#### [Dataset records of document pages]
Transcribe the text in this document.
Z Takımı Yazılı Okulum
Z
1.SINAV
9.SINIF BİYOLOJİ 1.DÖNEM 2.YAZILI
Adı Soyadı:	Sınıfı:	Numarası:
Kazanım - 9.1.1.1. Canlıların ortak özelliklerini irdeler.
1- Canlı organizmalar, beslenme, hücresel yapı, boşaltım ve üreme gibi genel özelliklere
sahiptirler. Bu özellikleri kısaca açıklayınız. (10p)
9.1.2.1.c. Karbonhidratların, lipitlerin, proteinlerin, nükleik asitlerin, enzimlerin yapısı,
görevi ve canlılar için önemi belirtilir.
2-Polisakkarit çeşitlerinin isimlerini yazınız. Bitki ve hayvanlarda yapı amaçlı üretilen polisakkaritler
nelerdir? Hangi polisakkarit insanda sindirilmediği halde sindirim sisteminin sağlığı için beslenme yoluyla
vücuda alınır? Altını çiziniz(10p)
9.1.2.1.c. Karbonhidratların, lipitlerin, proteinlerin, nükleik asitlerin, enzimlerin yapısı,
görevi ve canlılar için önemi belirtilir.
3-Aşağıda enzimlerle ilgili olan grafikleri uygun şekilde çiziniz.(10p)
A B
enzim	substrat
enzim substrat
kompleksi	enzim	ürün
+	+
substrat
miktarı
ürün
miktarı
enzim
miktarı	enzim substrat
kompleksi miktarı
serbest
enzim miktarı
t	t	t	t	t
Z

#### [TASK REQUIREMENTS]
Each line above is to be copied exactly as written.

#### [EXERCISE OUTPUT]
Transcribe the text in this document.
Z Takımı Yazılı Okulum
Z
1.SINAV
9.SINIF BİYOLOJİ 1.DÖNEM 2.YAZILI
Adı Soyadı:	Sınıfı:	Numarası:
Kazanım - 9.1.1.1. Canlıların ortak özelliklerini irdeler.
1- Canlı organizmalar, beslenme, hücresel yapı, boşaltım ve üreme gibi genel özelliklere
sahiptirler. Bu özellikleri kısaca açıklayınız. (10p)
9.1.2.1.c. Karbonhidratların, lipitlerin, proteinlerin, nükleik asitlerin, enzimlerin yapısı,
görevi ve canlılar için önemi belirtilir.
2-Polisakkarit çeşitlerinin isimlerini yazınız. Bitki ve hayvanlarda yapı amaçlı üretilen polisakkaritler
nelerdir? Hangi polisakkarit insanda sindirilmediği halde sindirim sisteminin sağlığı için beslenme yoluyla
vücuda alınır? Altını çiziniz(10p)
9.1.2.1.c. Karbonhidratların, lipitlerin, proteinlerin, nükleik asitlerin, enzimlerin yapısı,
görevi ve canlılar için önemi belirtilir.
3-Aşağıda enzimlerle ilgili olan grafikleri uygun şekilde çiziniz.(10p)
A B
enzim	substrat
enzim substrat
kompleksi	enzim	ürün
+	+
substrat
miktarı
ürün
miktarı
enzim
miktarı	enzim substrat
kompleksi miktarı
serbest
enzim miktarı
t	t	t	t	t
Z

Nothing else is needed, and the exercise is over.